### What needs to be done:
Copy every line that mentions the word "title".

########################################

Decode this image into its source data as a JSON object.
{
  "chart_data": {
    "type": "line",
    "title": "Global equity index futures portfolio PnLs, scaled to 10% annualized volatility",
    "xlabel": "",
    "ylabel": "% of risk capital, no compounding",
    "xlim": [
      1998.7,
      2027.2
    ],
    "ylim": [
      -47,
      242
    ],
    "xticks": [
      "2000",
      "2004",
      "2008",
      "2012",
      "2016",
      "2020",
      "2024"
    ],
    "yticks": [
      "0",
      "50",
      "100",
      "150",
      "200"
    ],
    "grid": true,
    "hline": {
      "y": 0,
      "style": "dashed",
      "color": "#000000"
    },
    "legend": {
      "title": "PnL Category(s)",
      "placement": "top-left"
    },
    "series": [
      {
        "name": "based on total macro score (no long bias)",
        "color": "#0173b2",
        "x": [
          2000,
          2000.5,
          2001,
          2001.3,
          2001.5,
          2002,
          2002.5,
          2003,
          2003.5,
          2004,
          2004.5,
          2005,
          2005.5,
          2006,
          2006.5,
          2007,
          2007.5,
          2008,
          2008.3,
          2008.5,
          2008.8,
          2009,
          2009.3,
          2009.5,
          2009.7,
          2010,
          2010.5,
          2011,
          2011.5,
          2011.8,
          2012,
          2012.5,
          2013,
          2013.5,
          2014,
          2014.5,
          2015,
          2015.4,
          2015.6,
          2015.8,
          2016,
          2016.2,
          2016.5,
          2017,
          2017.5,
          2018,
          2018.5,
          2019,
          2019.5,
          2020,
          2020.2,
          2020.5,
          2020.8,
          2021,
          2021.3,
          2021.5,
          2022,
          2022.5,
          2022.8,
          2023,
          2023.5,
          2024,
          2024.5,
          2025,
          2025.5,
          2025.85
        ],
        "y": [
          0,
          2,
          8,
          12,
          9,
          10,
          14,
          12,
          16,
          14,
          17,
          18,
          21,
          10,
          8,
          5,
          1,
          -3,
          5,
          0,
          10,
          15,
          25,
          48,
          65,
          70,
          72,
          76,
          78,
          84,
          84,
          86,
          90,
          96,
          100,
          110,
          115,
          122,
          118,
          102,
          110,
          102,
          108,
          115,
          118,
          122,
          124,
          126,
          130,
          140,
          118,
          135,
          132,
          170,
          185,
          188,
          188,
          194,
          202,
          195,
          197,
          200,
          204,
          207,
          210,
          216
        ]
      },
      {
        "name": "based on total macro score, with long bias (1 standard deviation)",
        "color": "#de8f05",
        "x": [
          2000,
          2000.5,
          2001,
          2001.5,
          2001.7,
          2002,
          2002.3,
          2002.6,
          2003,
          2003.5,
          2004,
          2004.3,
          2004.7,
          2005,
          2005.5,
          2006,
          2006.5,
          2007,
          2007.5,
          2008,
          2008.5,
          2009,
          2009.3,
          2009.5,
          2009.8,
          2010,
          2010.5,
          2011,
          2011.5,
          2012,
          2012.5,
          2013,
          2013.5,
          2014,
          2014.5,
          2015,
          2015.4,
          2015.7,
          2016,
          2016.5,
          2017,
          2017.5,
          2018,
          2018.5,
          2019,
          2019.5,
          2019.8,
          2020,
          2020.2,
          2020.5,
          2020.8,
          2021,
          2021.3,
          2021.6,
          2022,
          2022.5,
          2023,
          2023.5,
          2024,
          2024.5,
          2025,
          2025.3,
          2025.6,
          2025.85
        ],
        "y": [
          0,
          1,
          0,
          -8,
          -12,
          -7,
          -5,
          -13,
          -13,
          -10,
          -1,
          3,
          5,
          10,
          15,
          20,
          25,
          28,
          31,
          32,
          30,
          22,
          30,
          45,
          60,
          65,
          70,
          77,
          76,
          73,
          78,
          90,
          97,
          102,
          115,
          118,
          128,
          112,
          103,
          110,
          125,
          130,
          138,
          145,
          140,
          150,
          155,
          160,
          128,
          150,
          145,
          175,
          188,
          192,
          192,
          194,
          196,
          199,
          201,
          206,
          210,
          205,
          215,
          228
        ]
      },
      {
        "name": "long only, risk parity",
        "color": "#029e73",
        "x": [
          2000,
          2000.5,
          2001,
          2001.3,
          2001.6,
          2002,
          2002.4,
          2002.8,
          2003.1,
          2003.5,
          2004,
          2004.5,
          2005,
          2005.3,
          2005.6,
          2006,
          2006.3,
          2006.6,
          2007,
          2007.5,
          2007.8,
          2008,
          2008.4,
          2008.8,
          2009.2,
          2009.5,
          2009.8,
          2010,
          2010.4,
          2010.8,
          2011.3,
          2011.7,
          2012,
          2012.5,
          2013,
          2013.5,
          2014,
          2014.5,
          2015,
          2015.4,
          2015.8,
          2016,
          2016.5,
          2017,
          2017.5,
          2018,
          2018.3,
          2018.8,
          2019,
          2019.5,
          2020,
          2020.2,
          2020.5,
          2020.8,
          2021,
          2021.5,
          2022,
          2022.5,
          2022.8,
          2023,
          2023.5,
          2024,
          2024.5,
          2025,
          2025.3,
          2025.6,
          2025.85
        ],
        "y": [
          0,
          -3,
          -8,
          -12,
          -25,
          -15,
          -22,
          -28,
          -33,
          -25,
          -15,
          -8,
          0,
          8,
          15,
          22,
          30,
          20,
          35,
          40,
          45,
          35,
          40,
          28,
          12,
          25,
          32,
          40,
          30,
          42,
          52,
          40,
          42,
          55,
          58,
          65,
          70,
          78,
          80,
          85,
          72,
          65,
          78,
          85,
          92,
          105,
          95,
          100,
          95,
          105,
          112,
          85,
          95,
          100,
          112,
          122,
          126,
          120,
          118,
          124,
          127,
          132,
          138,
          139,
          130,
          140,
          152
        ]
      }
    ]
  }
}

########################################

### Reply:
    "title": "Global equity index futures portfolio PnLs, scaled to 10% annualized volatility",
      "title": "PnL Category(s)",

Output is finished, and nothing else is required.